» Problem requirements:
Locate the lines of the listing below that hold "meint", then copy each of them.

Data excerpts
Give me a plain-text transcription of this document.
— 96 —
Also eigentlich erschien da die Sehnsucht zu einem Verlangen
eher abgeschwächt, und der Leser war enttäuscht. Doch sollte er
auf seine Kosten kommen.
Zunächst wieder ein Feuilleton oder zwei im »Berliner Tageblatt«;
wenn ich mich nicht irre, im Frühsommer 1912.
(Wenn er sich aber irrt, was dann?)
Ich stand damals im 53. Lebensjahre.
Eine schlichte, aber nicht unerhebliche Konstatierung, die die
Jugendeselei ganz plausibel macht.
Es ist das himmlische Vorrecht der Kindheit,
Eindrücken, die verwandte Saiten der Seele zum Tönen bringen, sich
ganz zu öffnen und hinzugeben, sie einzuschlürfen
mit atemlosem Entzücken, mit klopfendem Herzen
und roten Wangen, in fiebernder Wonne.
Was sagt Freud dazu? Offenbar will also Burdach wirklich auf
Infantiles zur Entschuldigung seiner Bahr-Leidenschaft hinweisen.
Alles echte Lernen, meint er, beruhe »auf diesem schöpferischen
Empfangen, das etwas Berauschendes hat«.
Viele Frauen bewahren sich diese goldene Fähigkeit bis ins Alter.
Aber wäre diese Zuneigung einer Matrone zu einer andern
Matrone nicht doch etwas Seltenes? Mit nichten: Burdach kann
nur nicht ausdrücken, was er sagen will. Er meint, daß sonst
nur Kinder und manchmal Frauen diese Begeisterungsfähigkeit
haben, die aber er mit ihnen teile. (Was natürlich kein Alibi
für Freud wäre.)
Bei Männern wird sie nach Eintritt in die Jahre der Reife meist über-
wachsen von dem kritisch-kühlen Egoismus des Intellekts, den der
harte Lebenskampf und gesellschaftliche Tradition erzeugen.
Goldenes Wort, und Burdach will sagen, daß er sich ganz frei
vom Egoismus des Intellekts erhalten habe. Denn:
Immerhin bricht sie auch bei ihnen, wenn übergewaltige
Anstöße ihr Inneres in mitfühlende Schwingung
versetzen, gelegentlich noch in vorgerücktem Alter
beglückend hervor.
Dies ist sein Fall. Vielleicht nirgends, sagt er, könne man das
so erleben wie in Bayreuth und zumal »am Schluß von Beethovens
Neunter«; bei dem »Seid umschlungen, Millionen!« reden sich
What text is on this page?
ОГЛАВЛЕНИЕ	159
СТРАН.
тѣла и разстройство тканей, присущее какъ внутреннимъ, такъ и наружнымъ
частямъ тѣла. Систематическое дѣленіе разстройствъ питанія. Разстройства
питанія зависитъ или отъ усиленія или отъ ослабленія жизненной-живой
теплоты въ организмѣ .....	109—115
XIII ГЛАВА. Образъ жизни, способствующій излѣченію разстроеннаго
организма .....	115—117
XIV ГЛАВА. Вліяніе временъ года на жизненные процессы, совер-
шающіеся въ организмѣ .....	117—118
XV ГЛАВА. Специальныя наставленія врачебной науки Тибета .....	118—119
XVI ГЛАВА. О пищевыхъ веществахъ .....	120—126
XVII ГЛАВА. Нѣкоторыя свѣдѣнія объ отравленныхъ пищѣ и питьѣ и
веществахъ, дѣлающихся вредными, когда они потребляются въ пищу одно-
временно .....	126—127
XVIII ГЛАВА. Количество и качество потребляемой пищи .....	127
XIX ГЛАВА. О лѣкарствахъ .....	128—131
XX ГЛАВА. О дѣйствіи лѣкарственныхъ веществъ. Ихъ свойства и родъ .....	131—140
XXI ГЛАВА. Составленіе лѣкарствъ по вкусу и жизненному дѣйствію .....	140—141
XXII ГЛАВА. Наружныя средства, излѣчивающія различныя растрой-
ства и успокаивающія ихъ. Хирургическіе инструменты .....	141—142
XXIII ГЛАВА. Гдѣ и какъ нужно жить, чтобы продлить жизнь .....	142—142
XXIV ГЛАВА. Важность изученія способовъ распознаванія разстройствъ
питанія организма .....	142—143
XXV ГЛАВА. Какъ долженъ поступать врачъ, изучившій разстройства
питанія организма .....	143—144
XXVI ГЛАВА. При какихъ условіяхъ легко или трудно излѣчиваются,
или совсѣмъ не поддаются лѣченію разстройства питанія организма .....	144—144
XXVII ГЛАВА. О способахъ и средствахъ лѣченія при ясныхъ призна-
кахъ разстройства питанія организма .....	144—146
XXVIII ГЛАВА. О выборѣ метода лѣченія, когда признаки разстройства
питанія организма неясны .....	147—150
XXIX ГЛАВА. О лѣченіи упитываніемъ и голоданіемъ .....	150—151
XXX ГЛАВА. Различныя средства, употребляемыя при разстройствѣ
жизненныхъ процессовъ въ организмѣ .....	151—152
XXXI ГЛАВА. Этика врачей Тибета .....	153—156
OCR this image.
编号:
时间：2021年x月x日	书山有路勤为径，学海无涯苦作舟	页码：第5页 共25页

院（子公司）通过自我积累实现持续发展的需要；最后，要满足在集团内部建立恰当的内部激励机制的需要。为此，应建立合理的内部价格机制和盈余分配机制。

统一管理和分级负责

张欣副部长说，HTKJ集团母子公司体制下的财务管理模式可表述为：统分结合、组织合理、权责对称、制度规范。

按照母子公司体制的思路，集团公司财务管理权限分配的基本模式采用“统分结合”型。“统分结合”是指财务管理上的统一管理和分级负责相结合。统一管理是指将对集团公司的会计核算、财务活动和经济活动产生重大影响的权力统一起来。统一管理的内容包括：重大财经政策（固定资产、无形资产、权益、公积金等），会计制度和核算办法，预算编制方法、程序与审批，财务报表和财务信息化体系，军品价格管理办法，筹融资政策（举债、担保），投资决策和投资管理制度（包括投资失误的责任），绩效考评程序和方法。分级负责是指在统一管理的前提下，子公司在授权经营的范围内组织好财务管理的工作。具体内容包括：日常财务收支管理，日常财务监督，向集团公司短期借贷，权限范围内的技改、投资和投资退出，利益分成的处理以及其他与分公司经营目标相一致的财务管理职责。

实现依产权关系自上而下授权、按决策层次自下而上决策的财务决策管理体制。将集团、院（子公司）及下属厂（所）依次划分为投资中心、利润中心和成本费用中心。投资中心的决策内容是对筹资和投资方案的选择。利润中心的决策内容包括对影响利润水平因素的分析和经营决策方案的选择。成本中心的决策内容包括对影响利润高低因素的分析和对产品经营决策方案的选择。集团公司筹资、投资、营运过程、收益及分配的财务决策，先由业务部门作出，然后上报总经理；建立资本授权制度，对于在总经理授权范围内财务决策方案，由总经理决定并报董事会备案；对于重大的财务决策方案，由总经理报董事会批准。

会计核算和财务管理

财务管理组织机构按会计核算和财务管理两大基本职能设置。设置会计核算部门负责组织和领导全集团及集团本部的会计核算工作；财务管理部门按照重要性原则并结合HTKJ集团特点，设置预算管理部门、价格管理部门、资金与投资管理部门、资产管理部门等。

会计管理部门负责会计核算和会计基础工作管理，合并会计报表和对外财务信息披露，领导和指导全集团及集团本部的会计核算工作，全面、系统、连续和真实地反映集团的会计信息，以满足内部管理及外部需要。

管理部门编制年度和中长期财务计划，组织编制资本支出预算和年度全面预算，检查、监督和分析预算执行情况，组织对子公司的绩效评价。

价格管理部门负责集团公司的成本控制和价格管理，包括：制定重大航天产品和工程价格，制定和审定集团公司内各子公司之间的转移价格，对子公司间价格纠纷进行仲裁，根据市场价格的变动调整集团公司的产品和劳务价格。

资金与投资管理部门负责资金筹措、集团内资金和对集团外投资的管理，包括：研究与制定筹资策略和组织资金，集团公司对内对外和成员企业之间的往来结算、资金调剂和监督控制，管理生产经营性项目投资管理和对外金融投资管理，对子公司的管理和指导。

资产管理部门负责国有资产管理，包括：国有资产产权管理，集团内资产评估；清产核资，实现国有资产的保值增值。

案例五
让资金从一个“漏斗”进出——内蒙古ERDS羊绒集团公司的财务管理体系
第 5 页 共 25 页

» Output below:
Alles echte Lernen, meint er, beruhe »auf diesem schöpferischen
nur nicht ausdrücken, was er sagen will. Er meint, daß sonst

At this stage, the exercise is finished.